Exercise 1:
Rewrite the Bouncy Castle release announcement from "Who benefits: Teams" to "enhance ecosystem integration.", replacing "cross-vendor" with "multi-vendor".
Exercise 2:
Continue the Bouncy Castle release announcement from where it stops.

Excerpted text:
== Segment start ==

2025-06-09
We are happy to announce the latest Bouncy Castle releases: Bouncy Castle Java 1.81 and Bouncy Castle C# .NET 2.6.1. These releases deliver critical updates in Post-Quantum Cryptography (PQC), interoperability, and lightweight cryptography for IoT. These enhancements are aimed at developers and engineering teams looking to stay ahead in cryptographic standards, with tangible benefits for security-conscious organizations preparing for a post-quantum future.
Both Bouncy Castle Java and C# .NET now support the finalized PKCS#8 private key formats for NIST PQC algorithms as defined by the IETF. This delivers reliable interoperability with other providers like OpenSSL 3.5 and supports seed-only and expanded-key encoding.
Who benefits: Teams archiving keys via CRMF or needing seamless cross-vendor compatibility.
Why it matters: Stable, interoperable private key formats reduce storage size and enhance ecosystem integration.
Support for ML-DSA and SLH-DSA signatures in CMS SignedData is now available in both Java and C# .NET.
Who benefits: Security architects and developers developing solutions for signing artifacts in quantum-aware environments.
Why it matters: Enables use of stateless PQC signatures, avoiding the operational complexity and risk of stateful algorithms like XMSS/LMS.
Note: CMS SignedData generation utilizing ML-DSA and SLH-DSA. These two standards are still in draft form with the IETF, but they appear to be stable.
Bouncy Castle Java and Bouncy Castle C# .NET now reflect the latest changes from SP 800-232 drafts, ensuring compatibility with NIST’s Ascon algorithm suite for constrained devices.

== Segment end ==

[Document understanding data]

== Segment start ==

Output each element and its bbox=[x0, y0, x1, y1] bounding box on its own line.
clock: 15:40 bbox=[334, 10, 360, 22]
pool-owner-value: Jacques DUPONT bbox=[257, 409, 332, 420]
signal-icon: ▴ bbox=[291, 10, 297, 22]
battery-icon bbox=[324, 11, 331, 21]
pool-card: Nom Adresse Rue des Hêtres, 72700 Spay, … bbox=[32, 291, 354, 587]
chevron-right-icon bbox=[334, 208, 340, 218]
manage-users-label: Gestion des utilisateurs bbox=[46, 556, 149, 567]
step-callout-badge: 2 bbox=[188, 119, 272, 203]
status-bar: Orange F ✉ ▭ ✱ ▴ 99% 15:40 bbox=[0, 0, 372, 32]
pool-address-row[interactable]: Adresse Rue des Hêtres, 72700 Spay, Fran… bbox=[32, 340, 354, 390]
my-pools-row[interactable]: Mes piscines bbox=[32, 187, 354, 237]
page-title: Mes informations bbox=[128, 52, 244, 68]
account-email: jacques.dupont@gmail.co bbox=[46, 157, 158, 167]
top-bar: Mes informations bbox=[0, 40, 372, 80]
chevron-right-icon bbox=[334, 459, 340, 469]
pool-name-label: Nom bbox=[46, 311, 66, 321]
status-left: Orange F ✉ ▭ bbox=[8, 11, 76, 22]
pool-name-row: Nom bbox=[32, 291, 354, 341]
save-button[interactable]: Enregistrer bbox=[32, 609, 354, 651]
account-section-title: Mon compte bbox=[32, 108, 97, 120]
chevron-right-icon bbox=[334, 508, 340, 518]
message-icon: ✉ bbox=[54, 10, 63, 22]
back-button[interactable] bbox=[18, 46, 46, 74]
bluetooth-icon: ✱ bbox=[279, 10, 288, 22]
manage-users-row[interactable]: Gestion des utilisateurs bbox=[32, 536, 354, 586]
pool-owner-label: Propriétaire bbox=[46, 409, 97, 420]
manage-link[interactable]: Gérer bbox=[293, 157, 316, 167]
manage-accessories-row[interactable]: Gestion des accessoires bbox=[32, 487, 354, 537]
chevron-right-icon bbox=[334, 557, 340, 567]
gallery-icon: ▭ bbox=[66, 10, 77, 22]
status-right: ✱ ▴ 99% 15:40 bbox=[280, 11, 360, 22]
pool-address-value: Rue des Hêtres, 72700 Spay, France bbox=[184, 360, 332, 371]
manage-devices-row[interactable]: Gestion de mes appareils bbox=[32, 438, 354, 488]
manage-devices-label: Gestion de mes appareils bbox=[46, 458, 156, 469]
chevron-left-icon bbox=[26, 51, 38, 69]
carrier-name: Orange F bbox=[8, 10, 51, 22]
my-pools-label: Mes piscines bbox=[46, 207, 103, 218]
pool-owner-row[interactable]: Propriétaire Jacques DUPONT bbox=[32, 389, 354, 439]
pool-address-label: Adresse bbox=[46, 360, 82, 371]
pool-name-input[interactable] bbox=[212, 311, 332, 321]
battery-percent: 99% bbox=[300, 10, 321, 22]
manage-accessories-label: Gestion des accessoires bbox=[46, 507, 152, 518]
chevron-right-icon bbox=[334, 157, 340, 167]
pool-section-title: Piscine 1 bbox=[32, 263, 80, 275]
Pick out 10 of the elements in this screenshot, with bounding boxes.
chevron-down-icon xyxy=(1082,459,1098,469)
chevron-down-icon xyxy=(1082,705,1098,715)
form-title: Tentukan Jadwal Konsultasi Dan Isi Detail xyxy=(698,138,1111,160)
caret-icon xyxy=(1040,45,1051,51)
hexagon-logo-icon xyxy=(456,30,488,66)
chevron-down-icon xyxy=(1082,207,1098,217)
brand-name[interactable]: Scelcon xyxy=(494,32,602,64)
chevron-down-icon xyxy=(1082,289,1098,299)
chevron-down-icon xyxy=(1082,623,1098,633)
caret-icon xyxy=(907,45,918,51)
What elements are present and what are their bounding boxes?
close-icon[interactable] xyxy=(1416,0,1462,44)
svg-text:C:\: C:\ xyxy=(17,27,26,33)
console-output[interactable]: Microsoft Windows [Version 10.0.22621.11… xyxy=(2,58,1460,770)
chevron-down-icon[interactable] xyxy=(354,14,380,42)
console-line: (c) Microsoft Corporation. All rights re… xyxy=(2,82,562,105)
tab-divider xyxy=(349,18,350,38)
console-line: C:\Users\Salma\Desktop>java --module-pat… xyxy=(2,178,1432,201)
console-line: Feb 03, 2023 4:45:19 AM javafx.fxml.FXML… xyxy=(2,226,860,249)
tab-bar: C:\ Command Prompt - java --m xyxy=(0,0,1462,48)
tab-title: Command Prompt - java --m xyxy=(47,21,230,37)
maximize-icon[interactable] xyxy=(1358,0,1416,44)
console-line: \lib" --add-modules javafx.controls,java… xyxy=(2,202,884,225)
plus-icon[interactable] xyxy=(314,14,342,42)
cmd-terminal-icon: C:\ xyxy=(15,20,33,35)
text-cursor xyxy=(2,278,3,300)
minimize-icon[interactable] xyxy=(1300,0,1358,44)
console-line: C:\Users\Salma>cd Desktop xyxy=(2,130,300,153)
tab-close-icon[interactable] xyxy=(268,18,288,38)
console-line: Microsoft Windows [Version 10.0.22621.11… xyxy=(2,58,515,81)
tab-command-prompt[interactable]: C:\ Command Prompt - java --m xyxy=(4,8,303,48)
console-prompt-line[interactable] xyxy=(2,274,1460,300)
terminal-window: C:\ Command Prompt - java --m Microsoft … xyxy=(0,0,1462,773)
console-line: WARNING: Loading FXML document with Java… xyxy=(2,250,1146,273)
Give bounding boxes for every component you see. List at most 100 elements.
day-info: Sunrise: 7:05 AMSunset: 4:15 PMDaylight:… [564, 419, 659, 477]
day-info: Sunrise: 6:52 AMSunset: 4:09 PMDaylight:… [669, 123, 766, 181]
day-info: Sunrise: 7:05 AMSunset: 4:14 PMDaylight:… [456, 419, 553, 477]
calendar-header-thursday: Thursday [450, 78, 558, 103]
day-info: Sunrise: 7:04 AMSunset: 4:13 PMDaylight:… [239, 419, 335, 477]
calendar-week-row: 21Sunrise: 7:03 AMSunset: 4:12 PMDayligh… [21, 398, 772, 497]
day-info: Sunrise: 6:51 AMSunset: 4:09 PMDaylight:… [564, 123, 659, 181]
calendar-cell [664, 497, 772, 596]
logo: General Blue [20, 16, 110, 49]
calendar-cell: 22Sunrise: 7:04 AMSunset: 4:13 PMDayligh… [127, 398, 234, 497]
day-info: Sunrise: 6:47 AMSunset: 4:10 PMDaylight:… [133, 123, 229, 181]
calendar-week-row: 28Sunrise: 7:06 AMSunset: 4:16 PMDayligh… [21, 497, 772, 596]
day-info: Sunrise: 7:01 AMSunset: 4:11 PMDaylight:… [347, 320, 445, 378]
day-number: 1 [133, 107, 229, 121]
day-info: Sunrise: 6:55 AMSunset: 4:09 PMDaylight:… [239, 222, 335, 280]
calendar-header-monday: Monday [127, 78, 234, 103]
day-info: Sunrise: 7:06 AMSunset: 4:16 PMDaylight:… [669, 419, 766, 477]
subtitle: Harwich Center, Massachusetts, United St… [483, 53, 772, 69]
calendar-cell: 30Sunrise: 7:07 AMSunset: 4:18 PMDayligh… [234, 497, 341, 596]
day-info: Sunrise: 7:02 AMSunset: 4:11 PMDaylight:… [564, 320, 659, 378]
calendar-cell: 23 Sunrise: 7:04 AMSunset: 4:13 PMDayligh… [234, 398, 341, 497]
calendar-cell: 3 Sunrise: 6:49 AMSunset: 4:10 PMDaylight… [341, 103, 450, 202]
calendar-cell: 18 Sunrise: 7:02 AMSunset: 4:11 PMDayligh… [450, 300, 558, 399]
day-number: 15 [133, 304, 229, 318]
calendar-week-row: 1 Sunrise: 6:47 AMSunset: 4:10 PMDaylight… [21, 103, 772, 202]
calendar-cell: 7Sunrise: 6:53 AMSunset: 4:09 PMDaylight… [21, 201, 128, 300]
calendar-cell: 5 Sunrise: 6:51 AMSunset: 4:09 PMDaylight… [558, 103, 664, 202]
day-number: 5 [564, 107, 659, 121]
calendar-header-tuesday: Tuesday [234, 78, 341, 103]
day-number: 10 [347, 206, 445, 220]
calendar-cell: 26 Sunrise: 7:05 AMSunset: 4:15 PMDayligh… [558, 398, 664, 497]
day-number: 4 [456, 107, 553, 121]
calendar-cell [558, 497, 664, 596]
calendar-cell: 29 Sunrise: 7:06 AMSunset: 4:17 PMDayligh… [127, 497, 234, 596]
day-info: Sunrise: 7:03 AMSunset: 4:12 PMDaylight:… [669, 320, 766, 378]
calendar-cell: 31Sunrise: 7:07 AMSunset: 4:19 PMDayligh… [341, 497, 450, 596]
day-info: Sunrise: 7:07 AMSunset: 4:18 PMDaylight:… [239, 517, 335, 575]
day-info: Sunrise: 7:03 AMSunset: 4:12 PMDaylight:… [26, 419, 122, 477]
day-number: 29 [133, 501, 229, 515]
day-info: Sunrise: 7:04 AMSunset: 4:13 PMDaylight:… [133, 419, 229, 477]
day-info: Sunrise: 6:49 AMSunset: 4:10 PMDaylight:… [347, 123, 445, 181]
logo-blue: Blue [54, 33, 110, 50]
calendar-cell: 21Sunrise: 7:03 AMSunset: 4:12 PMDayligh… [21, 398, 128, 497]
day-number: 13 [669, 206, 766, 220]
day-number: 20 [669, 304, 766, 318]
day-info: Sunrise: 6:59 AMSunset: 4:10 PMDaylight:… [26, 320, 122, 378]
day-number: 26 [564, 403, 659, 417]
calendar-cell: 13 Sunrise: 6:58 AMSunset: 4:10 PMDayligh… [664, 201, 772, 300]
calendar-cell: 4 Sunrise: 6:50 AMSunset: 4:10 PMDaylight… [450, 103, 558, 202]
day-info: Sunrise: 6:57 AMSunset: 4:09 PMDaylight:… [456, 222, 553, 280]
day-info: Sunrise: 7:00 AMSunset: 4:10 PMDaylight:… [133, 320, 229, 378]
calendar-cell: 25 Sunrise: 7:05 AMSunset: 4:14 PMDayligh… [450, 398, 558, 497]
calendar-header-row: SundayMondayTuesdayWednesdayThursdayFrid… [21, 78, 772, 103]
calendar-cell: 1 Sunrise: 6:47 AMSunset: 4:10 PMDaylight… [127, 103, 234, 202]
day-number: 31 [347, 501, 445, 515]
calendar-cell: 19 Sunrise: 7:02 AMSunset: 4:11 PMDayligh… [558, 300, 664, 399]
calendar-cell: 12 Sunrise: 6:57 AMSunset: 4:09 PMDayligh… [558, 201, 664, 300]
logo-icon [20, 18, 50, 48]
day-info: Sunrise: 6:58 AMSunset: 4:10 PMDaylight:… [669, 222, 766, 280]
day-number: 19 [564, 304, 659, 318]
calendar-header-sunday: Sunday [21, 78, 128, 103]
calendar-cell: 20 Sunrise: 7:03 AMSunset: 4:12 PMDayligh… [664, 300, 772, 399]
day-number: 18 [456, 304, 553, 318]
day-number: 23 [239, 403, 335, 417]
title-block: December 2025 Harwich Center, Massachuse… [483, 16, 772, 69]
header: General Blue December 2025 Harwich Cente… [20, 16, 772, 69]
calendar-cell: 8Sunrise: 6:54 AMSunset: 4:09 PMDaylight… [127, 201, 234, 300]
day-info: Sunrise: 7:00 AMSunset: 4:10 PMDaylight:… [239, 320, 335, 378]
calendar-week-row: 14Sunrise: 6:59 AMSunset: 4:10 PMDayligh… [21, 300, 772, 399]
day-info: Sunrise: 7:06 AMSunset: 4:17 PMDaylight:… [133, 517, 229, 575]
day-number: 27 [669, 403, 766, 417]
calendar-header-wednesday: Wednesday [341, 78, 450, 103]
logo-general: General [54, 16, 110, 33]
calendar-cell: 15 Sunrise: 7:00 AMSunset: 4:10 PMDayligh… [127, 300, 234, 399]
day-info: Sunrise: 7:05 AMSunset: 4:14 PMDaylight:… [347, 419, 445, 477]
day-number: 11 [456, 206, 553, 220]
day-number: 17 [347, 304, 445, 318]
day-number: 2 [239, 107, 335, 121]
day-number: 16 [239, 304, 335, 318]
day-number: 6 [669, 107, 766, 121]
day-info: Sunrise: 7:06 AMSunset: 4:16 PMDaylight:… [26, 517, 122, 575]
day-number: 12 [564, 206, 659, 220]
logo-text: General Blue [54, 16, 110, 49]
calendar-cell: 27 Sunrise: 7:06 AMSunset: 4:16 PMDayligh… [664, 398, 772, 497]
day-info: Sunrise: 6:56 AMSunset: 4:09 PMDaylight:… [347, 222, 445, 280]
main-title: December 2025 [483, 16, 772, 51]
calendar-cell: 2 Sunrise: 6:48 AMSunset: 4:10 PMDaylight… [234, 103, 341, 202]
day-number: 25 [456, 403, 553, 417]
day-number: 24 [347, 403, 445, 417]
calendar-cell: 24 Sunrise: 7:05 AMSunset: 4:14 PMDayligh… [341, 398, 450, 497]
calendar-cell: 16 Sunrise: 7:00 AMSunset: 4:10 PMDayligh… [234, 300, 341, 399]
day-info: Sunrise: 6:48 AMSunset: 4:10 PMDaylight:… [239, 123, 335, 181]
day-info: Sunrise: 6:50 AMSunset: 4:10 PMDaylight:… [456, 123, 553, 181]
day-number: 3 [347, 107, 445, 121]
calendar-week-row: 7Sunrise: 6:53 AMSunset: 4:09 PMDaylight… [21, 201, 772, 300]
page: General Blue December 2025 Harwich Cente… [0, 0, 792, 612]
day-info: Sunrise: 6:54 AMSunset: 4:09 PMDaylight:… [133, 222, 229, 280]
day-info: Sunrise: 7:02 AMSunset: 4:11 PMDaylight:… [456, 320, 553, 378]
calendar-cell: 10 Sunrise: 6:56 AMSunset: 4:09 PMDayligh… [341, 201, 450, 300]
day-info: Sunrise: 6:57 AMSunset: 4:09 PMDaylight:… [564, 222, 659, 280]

== Segment end ==

Exercise response 1:
Who benefits: Teams archiving keys via CRMF or needing seamless multi-vendor compatibility.
Why it matters: Stable, interoperable private key formats reduce storage size and enhance ecosystem integration.

Exercise response 2:
Who benefits: IoT solution builders working with embedded systems or memory-constrained environments.
Why it matters: Ascon is emerging as the lightweight standard — Bouncy Castle ensures you are aligned and ready.
Bouncy Castle Java’s JSSE now includes TLS support for ML-KEM-only and hybrid ML-KEM/classical cipher suites, aligned with the IETF’s latest drafts.
Who benefits: Organizations mitigating "harvest-now-decrypt-later" risks in TLS.
Why it matters: Owing to concerns around “capture then decrypt” there has been widespread adoption of the IETF drafts for ML-KEM and hybrid ML-KEM/Classical, particularly the hybrid case. This addition in Bouncy Castle allows users to make use of these cipher suites more generally, as well as being able to interoperate with environments using OpenSSL or BoringSSL which are configured to handle these new PQC based cipher suites.
Note: Bouncy Castle C# .NET already supports ML-KEM-only TLS. Work is ongoing for hybrid suite support.
Bouncy Castle .NET C# now includes an updated implementation of HQC, the second post-quantum KEM selected by NIST.
Who benefits: R&D teams designing crypto-agile systems or evaluating alternatives to lattice-based PQC.
Why it matters: At the moment, there is only one standardized KEM algorithm, ML-KEM. Apart from providing users with an algorithm relying on different principles, the fact we are now heading for a second KEM algorithm in HQC makes it possible to properly design and test KEM based systems with a view to evaluating their crypto agility.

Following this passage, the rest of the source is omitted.